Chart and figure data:
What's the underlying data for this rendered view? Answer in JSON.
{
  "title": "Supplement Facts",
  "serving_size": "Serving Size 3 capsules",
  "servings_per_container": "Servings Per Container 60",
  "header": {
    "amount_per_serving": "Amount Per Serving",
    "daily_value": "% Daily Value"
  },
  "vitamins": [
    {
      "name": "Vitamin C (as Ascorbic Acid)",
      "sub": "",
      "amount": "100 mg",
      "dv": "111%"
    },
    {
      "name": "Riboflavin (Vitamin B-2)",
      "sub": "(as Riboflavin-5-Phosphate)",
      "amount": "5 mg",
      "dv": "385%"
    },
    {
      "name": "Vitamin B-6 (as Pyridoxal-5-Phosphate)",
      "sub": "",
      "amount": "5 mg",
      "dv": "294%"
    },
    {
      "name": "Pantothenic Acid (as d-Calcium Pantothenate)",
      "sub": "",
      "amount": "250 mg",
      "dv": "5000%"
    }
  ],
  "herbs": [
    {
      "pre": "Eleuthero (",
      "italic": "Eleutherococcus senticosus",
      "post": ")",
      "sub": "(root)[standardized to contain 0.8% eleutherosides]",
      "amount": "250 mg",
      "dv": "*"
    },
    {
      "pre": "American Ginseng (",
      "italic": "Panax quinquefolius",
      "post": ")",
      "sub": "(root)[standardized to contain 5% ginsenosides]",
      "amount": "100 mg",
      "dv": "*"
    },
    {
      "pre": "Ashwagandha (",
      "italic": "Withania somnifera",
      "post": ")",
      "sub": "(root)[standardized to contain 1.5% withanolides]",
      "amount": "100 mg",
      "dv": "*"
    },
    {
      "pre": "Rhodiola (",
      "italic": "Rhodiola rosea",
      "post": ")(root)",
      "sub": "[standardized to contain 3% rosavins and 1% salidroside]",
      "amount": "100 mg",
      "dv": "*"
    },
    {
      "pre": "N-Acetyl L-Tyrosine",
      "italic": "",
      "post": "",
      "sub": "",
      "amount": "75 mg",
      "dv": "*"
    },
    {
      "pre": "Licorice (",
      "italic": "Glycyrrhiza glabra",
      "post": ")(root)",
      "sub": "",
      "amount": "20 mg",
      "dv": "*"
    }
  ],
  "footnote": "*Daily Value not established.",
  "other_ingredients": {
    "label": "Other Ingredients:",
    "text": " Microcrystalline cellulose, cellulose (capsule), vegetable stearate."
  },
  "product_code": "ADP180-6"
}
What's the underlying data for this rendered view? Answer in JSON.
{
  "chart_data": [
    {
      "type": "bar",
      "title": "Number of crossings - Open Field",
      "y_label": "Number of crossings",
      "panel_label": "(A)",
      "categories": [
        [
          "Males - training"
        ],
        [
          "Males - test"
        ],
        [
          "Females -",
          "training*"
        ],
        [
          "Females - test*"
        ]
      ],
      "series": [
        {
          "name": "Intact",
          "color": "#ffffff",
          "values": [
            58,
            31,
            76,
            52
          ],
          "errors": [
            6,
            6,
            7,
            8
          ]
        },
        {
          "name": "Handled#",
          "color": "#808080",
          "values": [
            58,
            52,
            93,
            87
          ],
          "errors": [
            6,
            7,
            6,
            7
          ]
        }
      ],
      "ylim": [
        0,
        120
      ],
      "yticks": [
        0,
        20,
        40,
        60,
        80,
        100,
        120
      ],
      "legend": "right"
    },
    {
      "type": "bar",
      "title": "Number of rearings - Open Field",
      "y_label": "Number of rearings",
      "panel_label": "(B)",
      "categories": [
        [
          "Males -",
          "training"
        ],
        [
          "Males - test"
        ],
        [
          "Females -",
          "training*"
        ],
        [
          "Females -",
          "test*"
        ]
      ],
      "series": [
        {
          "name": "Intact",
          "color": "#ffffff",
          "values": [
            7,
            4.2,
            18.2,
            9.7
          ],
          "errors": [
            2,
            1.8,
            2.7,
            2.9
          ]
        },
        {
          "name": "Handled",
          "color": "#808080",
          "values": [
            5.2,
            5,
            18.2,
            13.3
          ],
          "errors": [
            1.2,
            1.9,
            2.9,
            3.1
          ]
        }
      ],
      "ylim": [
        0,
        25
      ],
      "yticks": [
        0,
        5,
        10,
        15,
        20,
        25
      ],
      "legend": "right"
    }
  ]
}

Aim of the exercise: Write out the material from the first line to the last, exactly.

Exercise response:
What's the underlying data for this rendered view? Answer in JSON.
{
  "title": "Supplement Facts",
  "serving_size": "Serving Size 3 capsules",
  "servings_per_container": "Servings Per Container 60",
  "header": {
    "amount_per_serving": "Amount Per Serving",
    "daily_value": "% Daily Value"
  },
  "vitamins": [
    {
      "name": "Vitamin C (as Ascorbic Acid)",
      "sub": "",
      "amount": "100 mg",
      "dv": "111%"
    },
    {
      "name": "Riboflavin (Vitamin B-2)",
      "sub": "(as Riboflavin-5-Phosphate)",
      "amount": "5 mg",
      "dv": "385%"
    },
    {
      "name": "Vitamin B-6 (as Pyridoxal-5-Phosphate)",
      "sub": "",
      "amount": "5 mg",
      "dv": "294%"
    },
    {
      "name": "Pantothenic Acid (as d-Calcium Pantothenate)",
      "sub": "",
      "amount": "250 mg",
      "dv": "5000%"
    }
  ],
  "herbs": [
    {
      "pre": "Eleuthero (",
      "italic": "Eleutherococcus senticosus",
      "post": ")",
      "sub": "(root)[standardized to contain 0.8% eleutherosides]",
      "amount": "250 mg",
      "dv": "*"
    },
    {
      "pre": "American Ginseng (",
      "italic": "Panax quinquefolius",
      "post": ")",
      "sub": "(root)[standardized to contain 5% ginsenosides]",
      "amount": "100 mg",
      "dv": "*"
    },
    {
      "pre": "Ashwagandha (",
      "italic": "Withania somnifera",
      "post": ")",
      "sub": "(root)[standardized to contain 1.5% withanolides]",
      "amount": "100 mg",
      "dv": "*"
    },
    {
      "pre": "Rhodiola (",
      "italic": "Rhodiola rosea",
      "post": ")(root)",
      "sub": "[standardized to contain 3% rosavins and 1% salidroside]",
      "amount": "100 mg",
      "dv": "*"
    },
    {
      "pre": "N-Acetyl L-Tyrosine",
      "italic": "",
      "post": "",
      "sub": "",
      "amount": "75 mg",
      "dv": "*"
    },
    {
      "pre": "Licorice (",
      "italic": "Glycyrrhiza glabra",
      "post": ")(root)",
      "sub": "",
      "amount": "20 mg",
      "dv": "*"
    }
  ],
  "footnote": "*Daily Value not established.",
  "other_ingredients": {
    "label": "Other Ingredients:",
    "text": " Microcrystalline cellulose, cellulose (capsule), vegetable stearate."
  },
  "product_code": "ADP180-6"
}
What's the underlying data for this rendered view? Answer in JSON.
{
  "chart_data": [
    {
      "type": "bar",
      "title": "Number of crossings - Open Field",
      "y_label": "Number of crossings",
      "panel_label": "(A)",
      "categories": [
        [
          "Males - training"
        ],
        [
          "Males - test"
        ],
        [
          "Females -",
          "training*"
        ],
        [
          "Females - test*"
        ]
      ],
      "series": [
        {
          "name": "Intact",
          "color": "#ffffff",
          "values": [
            58,
            31,
            76,
            52
          ],
          "errors": [
            6,
            6,
            7,
            8
          ]
        },
        {
          "name": "Handled#",
          "color": "#808080",
          "values": [
            58,
            52,
            93,
            87
          ],
          "errors": [
            6,
            7,
            6,
            7
          ]
        }
      ],
      "ylim": [
        0,
        120
      ],
      "yticks": [
        0,
        20,
        40,
        60,
        80,
        100,
        120
      ],
      "legend": "right"
    },
    {
      "type": "bar",
      "title": "Number of rearings - Open Field",
      "y_label": "Number of rearings",
      "panel_label": "(B)",
      "categories": [
        [
          "Males -",
          "training"
        ],
        [
          "Males - test"
        ],
        [
          "Females -",
          "training*"
        ],
        [
          "Females -",
          "test*"
        ]
      ],
      "series": [
        {
          "name": "Intact",
          "color": "#ffffff",
          "values": [
            7,
            4.2,
            18.2,
            9.7
          ],
          "errors": [
            2,
            1.8,
            2.7,
            2.9
          ]
        },
        {
          "name": "Handled",
          "color": "#808080",
          "values": [
            5.2,
            5,
            18.2,
            13.3
          ],
          "errors": [
            1.2,
            1.9,
            2.9,
            3.1
          ]
        }
      ],
      "ylim": [
        0,
        25
      ],
      "yticks": [
        0,
        5,
        10,
        15,
        20,
        25
      ],
      "legend": "right"
    }
  ]
}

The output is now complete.